**EXERCISE OBJECTIVE:**
Write the data out again in full, with no departure from the original.

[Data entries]
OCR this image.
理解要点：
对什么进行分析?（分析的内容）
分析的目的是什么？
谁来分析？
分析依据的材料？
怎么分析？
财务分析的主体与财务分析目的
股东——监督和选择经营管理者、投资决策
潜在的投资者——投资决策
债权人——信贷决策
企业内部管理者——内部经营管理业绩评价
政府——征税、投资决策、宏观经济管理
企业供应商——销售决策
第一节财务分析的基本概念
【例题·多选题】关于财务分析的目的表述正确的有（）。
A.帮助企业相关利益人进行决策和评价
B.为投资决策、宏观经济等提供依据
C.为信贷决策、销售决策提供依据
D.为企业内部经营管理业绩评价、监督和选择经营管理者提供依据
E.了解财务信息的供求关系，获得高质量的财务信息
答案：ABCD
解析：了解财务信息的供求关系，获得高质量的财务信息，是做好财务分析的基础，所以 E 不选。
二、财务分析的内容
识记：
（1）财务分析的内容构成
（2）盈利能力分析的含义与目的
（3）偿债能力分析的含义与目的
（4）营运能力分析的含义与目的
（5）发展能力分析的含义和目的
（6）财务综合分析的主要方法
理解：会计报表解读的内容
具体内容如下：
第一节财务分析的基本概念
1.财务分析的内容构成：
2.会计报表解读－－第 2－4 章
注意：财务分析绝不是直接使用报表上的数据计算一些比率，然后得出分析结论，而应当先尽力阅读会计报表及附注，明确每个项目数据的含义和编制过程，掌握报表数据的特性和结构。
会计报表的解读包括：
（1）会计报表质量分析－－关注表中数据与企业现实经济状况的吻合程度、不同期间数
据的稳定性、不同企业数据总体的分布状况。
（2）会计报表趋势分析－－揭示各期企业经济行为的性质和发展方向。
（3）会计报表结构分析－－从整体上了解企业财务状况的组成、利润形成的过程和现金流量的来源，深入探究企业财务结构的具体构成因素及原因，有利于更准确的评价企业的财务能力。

**FINAL RESULT:**
OCR this image.
理解要点：
对什么进行分析?（分析的内容）
分析的目的是什么？
谁来分析？
分析依据的材料？
怎么分析？
财务分析的主体与财务分析目的
股东——监督和选择经营管理者、投资决策
潜在的投资者——投资决策
债权人——信贷决策
企业内部管理者——内部经营管理业绩评价
政府——征税、投资决策、宏观经济管理
企业供应商——销售决策
第一节财务分析的基本概念
【例题·多选题】关于财务分析的目的表述正确的有（）。
A.帮助企业相关利益人进行决策和评价
B.为投资决策、宏观经济等提供依据
C.为信贷决策、销售决策提供依据
D.为企业内部经营管理业绩评价、监督和选择经营管理者提供依据
E.了解财务信息的供求关系，获得高质量的财务信息
答案：ABCD
解析：了解财务信息的供求关系，获得高质量的财务信息，是做好财务分析的基础，所以 E 不选。
二、财务分析的内容
识记：
（1）财务分析的内容构成
（2）盈利能力分析的含义与目的
（3）偿债能力分析的含义与目的
（4）营运能力分析的含义与目的
（5）发展能力分析的含义和目的
（6）财务综合分析的主要方法
理解：会计报表解读的内容
具体内容如下：
第一节财务分析的基本概念
1.财务分析的内容构成：
2.会计报表解读－－第 2－4 章
注意：财务分析绝不是直接使用报表上的数据计算一些比率，然后得出分析结论，而应当先尽力阅读会计报表及附注，明确每个项目数据的含义和编制过程，掌握报表数据的特性和结构。
会计报表的解读包括：
（1）会计报表质量分析－－关注表中数据与企业现实经济状况的吻合程度、不同期间数
据的稳定性、不同企业数据总体的分布状况。
（2）会计报表趋势分析－－揭示各期企业经济行为的性质和发展方向。
（3）会计报表结构分析－－从整体上了解企业财务状况的组成、利润形成的过程和现金流量的来源，深入探究企业财务结构的具体构成因素及原因，有利于更准确的评价企业的财务能力。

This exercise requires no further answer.